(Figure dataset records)
========================

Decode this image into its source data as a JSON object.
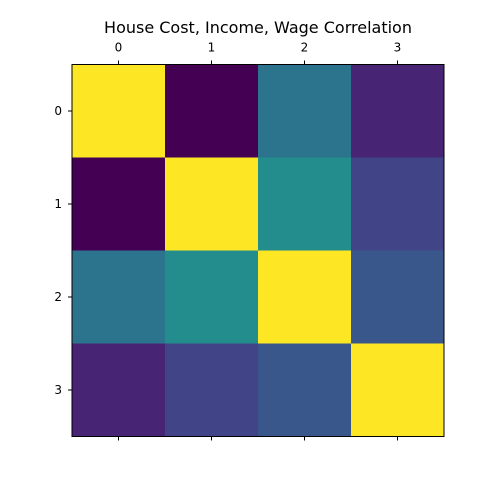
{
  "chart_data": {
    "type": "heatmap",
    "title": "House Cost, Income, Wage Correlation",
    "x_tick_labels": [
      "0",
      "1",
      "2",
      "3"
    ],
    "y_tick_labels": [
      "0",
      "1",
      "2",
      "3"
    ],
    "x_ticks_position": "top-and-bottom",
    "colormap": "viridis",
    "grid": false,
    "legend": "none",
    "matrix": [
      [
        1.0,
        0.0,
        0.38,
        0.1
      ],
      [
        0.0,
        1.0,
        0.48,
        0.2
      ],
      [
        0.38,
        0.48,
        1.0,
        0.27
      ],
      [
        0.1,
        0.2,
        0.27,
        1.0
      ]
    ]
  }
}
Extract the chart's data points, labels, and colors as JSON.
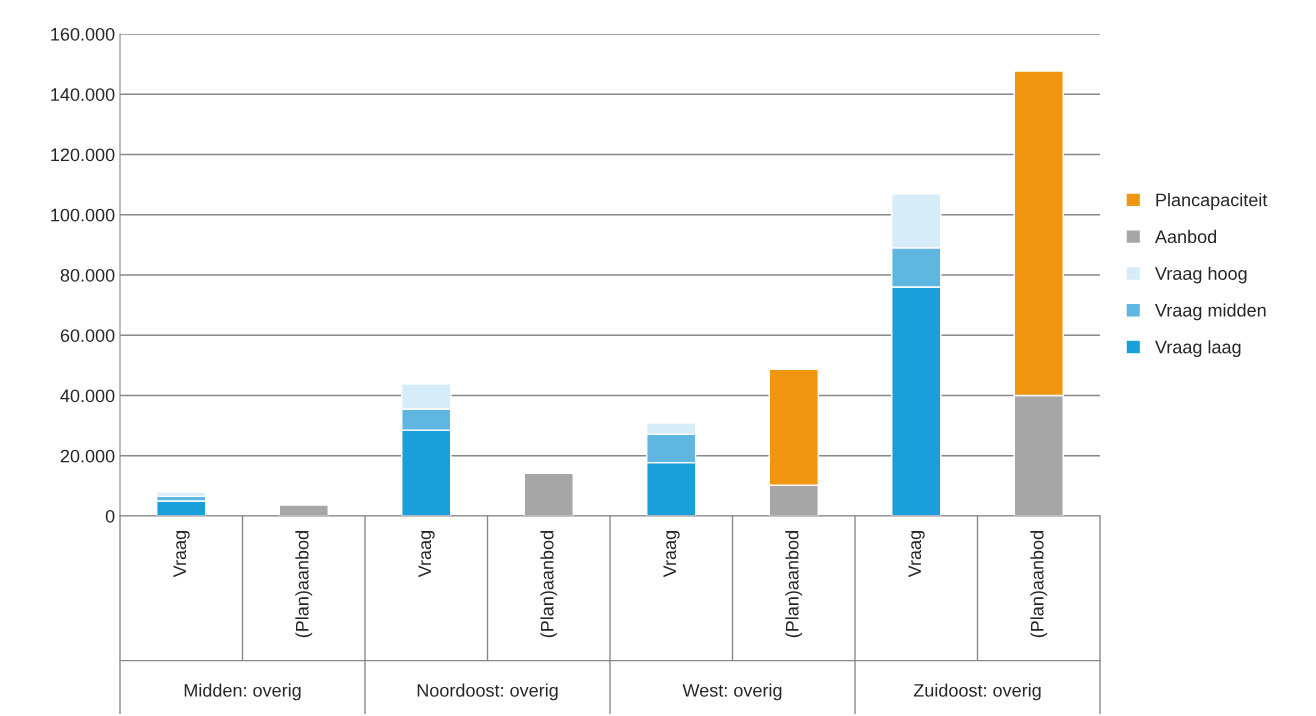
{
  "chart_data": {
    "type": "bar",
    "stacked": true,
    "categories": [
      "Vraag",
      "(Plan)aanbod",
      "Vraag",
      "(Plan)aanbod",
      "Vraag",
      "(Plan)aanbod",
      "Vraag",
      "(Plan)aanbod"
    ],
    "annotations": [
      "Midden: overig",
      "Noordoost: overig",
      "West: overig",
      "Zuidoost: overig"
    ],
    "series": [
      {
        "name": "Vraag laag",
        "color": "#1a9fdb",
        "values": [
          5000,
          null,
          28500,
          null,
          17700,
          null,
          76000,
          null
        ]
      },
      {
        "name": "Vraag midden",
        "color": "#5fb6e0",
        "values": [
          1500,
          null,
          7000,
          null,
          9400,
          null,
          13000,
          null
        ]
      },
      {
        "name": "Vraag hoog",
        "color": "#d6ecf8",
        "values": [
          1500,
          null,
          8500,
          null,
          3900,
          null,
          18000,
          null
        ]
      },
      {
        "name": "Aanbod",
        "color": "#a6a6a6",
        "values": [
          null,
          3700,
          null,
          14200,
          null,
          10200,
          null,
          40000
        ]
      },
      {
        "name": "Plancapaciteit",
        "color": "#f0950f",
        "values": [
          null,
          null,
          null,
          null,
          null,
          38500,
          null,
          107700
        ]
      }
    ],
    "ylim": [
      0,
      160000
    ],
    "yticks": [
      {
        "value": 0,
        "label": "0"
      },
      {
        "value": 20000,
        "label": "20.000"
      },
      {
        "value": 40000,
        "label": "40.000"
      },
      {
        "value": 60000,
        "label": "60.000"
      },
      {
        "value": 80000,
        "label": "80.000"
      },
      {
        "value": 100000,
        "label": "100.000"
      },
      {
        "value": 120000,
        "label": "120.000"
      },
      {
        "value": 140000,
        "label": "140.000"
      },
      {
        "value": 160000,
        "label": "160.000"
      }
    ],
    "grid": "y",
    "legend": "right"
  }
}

========================

— EXERCISE PROMPT —
Copy whichever lines in the listing above contain the word "JSON".

— ANSWER TO THE TASK —
Decode this image into its source data as a JSON object.
Extract the chart's data points, labels, and colors as JSON.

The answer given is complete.